Find each line with the string "title" and copy it.
── DATA PROVIDED ──
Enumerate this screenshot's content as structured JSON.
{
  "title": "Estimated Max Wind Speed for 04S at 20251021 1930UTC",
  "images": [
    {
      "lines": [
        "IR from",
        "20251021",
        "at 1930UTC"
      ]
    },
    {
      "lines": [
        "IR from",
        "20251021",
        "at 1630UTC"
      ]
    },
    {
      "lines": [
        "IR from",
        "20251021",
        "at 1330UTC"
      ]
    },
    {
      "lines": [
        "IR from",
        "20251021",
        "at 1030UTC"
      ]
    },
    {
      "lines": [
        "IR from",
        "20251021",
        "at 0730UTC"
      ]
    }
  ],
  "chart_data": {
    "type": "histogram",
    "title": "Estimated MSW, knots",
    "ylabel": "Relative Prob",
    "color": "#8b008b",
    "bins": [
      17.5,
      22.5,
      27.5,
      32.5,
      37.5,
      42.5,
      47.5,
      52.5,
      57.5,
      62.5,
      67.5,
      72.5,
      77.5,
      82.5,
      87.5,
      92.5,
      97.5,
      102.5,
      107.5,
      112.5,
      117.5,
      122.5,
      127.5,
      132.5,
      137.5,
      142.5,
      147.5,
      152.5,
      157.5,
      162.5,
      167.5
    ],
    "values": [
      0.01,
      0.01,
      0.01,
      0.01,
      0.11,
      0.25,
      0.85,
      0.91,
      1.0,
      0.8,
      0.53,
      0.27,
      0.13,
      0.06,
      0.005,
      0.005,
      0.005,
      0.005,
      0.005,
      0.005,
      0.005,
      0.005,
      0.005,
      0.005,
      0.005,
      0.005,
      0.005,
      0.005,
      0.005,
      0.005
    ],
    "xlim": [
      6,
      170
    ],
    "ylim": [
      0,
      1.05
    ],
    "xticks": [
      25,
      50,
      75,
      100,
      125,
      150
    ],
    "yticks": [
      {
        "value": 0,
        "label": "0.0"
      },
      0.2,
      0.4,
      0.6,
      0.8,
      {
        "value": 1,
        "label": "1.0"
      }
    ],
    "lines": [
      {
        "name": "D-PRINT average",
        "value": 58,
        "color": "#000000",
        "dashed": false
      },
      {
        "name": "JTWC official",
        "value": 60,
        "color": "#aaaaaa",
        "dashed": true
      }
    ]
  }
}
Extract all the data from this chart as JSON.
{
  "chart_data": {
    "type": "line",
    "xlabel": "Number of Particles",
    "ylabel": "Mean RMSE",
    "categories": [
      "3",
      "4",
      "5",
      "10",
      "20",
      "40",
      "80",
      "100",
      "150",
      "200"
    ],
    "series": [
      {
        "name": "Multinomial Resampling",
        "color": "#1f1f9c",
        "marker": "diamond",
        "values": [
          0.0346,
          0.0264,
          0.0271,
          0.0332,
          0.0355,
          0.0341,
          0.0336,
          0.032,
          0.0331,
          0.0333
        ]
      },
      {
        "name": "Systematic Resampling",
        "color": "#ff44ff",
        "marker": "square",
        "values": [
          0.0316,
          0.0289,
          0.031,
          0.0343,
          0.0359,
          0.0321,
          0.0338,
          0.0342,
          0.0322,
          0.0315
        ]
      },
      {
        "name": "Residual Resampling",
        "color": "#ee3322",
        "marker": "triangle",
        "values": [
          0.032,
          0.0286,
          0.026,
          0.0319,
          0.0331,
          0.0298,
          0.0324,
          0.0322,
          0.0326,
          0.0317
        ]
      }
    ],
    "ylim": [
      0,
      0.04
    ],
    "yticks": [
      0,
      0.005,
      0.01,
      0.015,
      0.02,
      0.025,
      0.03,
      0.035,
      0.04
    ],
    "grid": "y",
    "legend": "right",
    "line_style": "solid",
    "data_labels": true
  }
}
───
→ **TASK SOLUTION**:
  "title": "Estimated Max Wind Speed for 04S at 20251021 1930UTC",
    "title": "Estimated MSW, knots",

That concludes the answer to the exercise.